## TASK REQUIREMENTS
Reproduce the data in its entirety, exactly as supplied.

## TASK MATERIAL
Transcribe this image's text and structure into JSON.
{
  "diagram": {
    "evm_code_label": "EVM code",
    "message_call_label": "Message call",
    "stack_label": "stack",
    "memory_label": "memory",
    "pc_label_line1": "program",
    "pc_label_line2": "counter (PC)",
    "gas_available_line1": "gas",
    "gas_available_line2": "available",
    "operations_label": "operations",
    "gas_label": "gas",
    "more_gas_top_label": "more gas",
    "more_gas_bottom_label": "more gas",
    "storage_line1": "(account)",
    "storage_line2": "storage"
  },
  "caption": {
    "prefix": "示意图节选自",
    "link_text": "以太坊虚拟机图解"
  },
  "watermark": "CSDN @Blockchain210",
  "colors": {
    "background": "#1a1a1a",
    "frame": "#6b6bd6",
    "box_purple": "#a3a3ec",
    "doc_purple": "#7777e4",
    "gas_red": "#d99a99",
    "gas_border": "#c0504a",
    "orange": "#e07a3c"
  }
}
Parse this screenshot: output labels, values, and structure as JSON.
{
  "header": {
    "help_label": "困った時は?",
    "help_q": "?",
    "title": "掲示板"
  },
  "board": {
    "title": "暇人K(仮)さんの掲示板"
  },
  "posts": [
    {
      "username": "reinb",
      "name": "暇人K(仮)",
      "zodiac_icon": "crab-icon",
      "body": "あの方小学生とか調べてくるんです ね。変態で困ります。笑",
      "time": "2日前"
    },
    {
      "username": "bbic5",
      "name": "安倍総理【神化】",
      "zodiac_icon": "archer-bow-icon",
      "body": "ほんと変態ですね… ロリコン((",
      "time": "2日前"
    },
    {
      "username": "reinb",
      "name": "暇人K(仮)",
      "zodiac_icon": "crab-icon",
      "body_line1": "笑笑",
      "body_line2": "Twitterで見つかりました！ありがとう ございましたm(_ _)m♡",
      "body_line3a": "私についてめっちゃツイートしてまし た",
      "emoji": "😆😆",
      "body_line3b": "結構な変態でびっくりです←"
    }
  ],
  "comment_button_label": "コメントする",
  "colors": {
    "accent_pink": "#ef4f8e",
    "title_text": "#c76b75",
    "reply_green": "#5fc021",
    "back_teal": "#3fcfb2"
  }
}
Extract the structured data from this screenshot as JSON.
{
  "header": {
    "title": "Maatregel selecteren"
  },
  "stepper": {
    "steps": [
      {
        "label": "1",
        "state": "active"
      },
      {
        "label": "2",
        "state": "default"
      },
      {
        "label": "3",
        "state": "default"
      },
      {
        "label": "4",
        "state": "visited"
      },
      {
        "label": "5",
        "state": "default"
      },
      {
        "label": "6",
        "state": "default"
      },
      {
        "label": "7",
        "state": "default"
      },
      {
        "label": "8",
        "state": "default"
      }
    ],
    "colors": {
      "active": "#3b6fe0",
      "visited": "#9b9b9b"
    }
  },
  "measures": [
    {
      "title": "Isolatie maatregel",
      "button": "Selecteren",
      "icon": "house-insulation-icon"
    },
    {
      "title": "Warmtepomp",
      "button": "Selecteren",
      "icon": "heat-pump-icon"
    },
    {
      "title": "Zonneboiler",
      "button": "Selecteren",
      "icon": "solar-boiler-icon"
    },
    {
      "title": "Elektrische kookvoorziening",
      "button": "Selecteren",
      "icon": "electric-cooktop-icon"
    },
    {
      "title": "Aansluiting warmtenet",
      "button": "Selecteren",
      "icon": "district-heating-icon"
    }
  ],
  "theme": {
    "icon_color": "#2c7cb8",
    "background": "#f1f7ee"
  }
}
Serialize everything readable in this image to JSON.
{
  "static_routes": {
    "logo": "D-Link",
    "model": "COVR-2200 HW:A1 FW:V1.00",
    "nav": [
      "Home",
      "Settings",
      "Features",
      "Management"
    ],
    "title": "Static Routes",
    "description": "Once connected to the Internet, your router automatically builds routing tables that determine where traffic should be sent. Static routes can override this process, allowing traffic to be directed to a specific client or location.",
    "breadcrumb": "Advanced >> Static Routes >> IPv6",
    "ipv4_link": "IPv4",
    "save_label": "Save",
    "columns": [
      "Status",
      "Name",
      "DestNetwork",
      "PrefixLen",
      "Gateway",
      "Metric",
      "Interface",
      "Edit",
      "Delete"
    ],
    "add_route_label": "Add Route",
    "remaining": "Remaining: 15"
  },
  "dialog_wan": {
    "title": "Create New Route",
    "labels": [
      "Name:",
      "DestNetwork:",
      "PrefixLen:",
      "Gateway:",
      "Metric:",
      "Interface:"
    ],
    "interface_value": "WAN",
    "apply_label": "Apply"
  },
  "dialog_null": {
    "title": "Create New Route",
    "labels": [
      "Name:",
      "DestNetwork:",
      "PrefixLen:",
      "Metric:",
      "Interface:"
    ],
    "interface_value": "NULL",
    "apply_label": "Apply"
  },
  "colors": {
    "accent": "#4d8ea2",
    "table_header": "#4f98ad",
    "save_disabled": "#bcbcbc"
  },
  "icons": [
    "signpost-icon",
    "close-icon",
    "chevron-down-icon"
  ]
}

## RESPONSE TO THIS EXERCISE
Transcribe this image's text and structure into JSON.
{
  "diagram": {
    "evm_code_label": "EVM code",
    "message_call_label": "Message call",
    "stack_label": "stack",
    "memory_label": "memory",
    "pc_label_line1": "program",
    "pc_label_line2": "counter (PC)",
    "gas_available_line1": "gas",
    "gas_available_line2": "available",
    "operations_label": "operations",
    "gas_label": "gas",
    "more_gas_top_label": "more gas",
    "more_gas_bottom_label": "more gas",
    "storage_line1": "(account)",
    "storage_line2": "storage"
  },
  "caption": {
    "prefix": "示意图节选自",
    "link_text": "以太坊虚拟机图解"
  },
  "watermark": "CSDN @Blockchain210",
  "colors": {
    "background": "#1a1a1a",
    "frame": "#6b6bd6",
    "box_purple": "#a3a3ec",
    "doc_purple": "#7777e4",
    "gas_red": "#d99a99",
    "gas_border": "#c0504a",
    "orange": "#e07a3c"
  }
}
Parse this screenshot: output labels, values, and structure as JSON.
{
  "header": {
    "help_label": "困った時は?",
    "help_q": "?",
    "title": "掲示板"
  },
  "board": {
    "title": "暇人K(仮)さんの掲示板"
  },
  "posts": [
    {
      "username": "reinb",
      "name": "暇人K(仮)",
      "zodiac_icon": "crab-icon",
      "body": "あの方小学生とか調べてくるんです ね。変態で困ります。笑",
      "time": "2日前"
    },
    {
      "username": "bbic5",
      "name": "安倍総理【神化】",
      "zodiac_icon": "archer-bow-icon",
      "body": "ほんと変態ですね… ロリコン((",
      "time": "2日前"
    },
    {
      "username": "reinb",
      "name": "暇人K(仮)",
      "zodiac_icon": "crab-icon",
      "body_line1": "笑笑",
      "body_line2": "Twitterで見つかりました！ありがとう ございましたm(_ _)m♡",
      "body_line3a": "私についてめっちゃツイートしてまし た",
      "emoji": "😆😆",
      "body_line3b": "結構な変態でびっくりです←"
    }
  ],
  "comment_button_label": "コメントする",
  "colors": {
    "accent_pink": "#ef4f8e",
    "title_text": "#c76b75",
    "reply_green": "#5fc021",
    "back_teal": "#3fcfb2"
  }
}
Extract the structured data from this screenshot as JSON.
{
  "header": {
    "title": "Maatregel selecteren"
  },
  "stepper": {
    "steps": [
      {
        "label": "1",
        "state": "active"
      },
      {
        "label": "2",
        "state": "default"
      },
      {
        "label": "3",
        "state": "default"
      },
      {
        "label": "4",
        "state": "visited"
      },
      {
        "label": "5",
        "state": "default"
      },
      {
        "label": "6",
        "state": "default"
      },
      {
        "label": "7",
        "state": "default"
      },
      {
        "label": "8",
        "state": "default"
      }
    ],
    "colors": {
      "active": "#3b6fe0",
      "visited": "#9b9b9b"
    }
  },
  "measures": [
    {
      "title": "Isolatie maatregel",
      "button": "Selecteren",
      "icon": "house-insulation-icon"
    },
    {
      "title": "Warmtepomp",
      "button": "Selecteren",
      "icon": "heat-pump-icon"
    },
    {
      "title": "Zonneboiler",
      "button": "Selecteren",
      "icon": "solar-boiler-icon"
    },
    {
      "title": "Elektrische kookvoorziening",
      "button": "Selecteren",
      "icon": "electric-cooktop-icon"
    },
    {
      "title": "Aansluiting warmtenet",
      "button": "Selecteren",
      "icon": "district-heating-icon"
    }
  ],
  "theme": {
    "icon_color": "#2c7cb8",
    "background": "#f1f7ee"
  }
}
Serialize everything readable in this image to JSON.
{
  "static_routes": {
    "logo": "D-Link",
    "model": "COVR-2200 HW:A1 FW:V1.00",
    "nav": [
      "Home",
      "Settings",
      "Features",
      "Management"
    ],
    "title": "Static Routes",
    "description": "Once connected to the Internet, your router automatically builds routing tables that determine where traffic should be sent. Static routes can override this process, allowing traffic to be directed to a specific client or location.",
    "breadcrumb": "Advanced >> Static Routes >> IPv6",
    "ipv4_link": "IPv4",
    "save_label": "Save",
    "columns": [
      "Status",
      "Name",
      "DestNetwork",
      "PrefixLen",
      "Gateway",
      "Metric",
      "Interface",
      "Edit",
      "Delete"
    ],
    "add_route_label": "Add Route",
    "remaining": "Remaining: 15"
  },
  "dialog_wan": {
    "title": "Create New Route",
    "labels": [
      "Name:",
      "DestNetwork:",
      "PrefixLen:",
      "Gateway:",
      "Metric:",
      "Interface:"
    ],
    "interface_value": "WAN",
    "apply_label": "Apply"
  },
  "dialog_null": {
    "title": "Create New Route",
    "labels": [
      "Name:",
      "DestNetwork:",
      "PrefixLen:",
      "Metric:",
      "Interface:"
    ],
    "interface_value": "NULL",
    "apply_label": "Apply"
  },
  "colors": {
    "accent": "#4d8ea2",
    "table_header": "#4f98ad",
    "save_disabled": "#bcbcbc"
  },
  "icons": [
    "signpost-icon",
    "close-icon",
    "chevron-down-icon"
  ]
}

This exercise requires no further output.